━━━ PROVIDED INFORMATION ━━━

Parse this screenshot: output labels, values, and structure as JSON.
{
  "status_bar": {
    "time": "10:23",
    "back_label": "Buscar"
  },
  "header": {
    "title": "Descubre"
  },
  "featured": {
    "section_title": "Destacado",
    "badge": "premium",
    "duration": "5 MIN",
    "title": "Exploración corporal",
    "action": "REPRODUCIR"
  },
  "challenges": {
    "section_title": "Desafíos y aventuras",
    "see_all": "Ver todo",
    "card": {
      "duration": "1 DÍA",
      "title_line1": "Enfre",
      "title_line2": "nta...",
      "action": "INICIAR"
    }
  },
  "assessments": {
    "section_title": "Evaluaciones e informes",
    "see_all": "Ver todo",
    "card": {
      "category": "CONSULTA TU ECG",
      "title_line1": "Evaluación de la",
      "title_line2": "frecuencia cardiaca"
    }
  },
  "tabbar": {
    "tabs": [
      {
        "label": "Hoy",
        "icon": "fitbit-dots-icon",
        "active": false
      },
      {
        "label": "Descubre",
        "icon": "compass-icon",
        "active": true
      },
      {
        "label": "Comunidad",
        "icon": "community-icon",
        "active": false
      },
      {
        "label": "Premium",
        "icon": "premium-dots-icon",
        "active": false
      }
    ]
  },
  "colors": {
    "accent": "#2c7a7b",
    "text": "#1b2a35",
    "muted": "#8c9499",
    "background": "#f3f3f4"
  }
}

━━━

EXERCISE REQUIREMENTS:
Go through the records above and set each one down exactly, please.

TASK RESPONSE:
Parse this screenshot: output labels, values, and structure as JSON.
{
  "status_bar": {
    "time": "10:23",
    "back_label": "Buscar"
  },
  "header": {
    "title": "Descubre"
  },
  "featured": {
    "section_title": "Destacado",
    "badge": "premium",
    "duration": "5 MIN",
    "title": "Exploración corporal",
    "action": "REPRODUCIR"
  },
  "challenges": {
    "section_title": "Desafíos y aventuras",
    "see_all": "Ver todo",
    "card": {
      "duration": "1 DÍA",
      "title_line1": "Enfre",
      "title_line2": "nta...",
      "action": "INICIAR"
    }
  },
  "assessments": {
    "section_title": "Evaluaciones e informes",
    "see_all": "Ver todo",
    "card": {
      "category": "CONSULTA TU ECG",
      "title_line1": "Evaluación de la",
      "title_line2": "frecuencia cardiaca"
    }
  },
  "tabbar": {
    "tabs": [
      {
        "label": "Hoy",
        "icon": "fitbit-dots-icon",
        "active": false
      },
      {
        "label": "Descubre",
        "icon": "compass-icon",
        "active": true
      },
      {
        "label": "Comunidad",
        "icon": "community-icon",
        "active": false
      },
      {
        "label": "Premium",
        "icon": "premium-dots-icon",
        "active": false
      }
    ]
  },
  "colors": {
    "accent": "#2c7a7b",
    "text": "#1b2a35",
    "muted": "#8c9499",
    "background": "#f3f3f4"
  }
}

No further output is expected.